§ WHAT IS EXPECTED
Show all lines of the listing that hold the word "crop".

Data items:
________
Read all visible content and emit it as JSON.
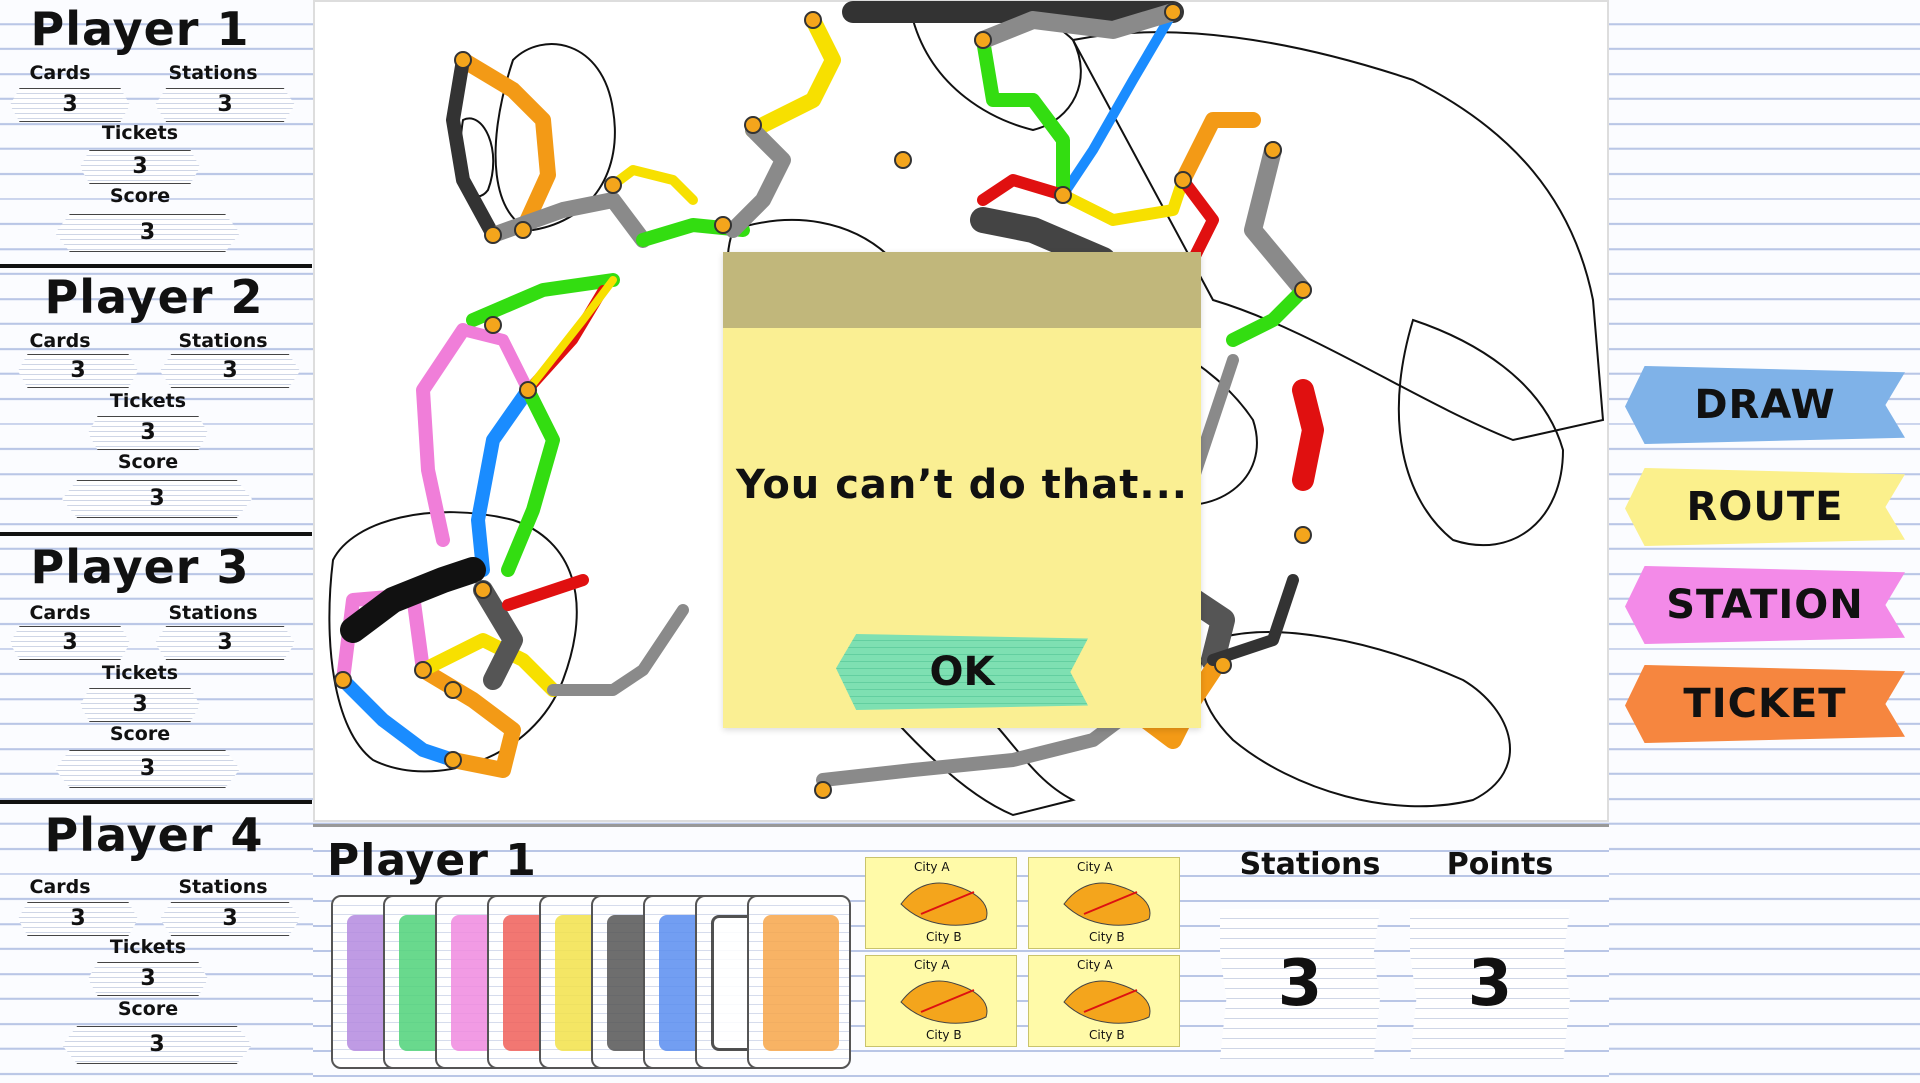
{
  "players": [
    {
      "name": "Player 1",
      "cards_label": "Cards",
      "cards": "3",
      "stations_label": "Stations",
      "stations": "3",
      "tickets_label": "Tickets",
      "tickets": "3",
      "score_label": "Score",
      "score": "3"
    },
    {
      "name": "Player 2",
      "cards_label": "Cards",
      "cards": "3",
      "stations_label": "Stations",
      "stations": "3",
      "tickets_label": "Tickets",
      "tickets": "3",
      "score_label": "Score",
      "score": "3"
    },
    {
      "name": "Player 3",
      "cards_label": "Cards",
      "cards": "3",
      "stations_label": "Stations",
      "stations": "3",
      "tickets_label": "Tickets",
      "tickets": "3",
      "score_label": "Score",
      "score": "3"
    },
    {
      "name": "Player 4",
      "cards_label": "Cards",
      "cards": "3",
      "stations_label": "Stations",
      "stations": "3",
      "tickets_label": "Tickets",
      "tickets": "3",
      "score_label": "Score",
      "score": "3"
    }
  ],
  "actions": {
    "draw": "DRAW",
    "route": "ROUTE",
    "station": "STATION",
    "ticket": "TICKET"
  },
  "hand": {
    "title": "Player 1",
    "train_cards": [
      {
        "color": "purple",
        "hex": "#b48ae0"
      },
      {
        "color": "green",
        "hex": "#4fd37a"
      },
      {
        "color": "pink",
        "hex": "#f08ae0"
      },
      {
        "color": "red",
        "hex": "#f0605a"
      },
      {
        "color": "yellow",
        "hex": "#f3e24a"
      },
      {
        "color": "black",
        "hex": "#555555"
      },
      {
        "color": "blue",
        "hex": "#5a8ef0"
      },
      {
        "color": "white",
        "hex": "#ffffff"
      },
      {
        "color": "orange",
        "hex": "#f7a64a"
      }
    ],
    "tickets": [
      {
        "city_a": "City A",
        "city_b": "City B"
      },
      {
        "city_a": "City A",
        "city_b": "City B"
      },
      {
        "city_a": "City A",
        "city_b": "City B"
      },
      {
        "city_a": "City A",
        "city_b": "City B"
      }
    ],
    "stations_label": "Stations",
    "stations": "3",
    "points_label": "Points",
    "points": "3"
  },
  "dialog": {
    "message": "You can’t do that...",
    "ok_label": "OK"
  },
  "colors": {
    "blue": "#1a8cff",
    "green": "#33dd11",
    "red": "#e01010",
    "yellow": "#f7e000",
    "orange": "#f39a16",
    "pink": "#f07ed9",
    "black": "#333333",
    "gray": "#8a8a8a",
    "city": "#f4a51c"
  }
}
________
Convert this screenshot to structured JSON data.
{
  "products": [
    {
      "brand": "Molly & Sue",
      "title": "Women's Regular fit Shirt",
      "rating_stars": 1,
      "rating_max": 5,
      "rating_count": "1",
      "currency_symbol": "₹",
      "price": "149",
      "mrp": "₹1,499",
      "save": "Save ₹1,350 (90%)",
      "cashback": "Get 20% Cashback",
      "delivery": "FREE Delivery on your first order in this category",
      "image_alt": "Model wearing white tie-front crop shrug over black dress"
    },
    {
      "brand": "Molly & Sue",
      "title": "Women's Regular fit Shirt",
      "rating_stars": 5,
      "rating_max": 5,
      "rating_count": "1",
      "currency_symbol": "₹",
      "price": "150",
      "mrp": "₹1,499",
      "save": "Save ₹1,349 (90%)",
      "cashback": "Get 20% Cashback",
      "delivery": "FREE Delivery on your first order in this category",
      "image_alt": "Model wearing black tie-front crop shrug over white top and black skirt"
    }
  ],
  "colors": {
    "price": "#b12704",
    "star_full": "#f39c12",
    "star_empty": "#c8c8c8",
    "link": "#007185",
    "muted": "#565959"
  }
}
________
§ SOLUTION FOR THIS PROBLEM
      "image_alt": "Model wearing white tie-front crop shrug over black dress"
      "image_alt": "Model wearing black tie-front crop shrug over white top and black skirt"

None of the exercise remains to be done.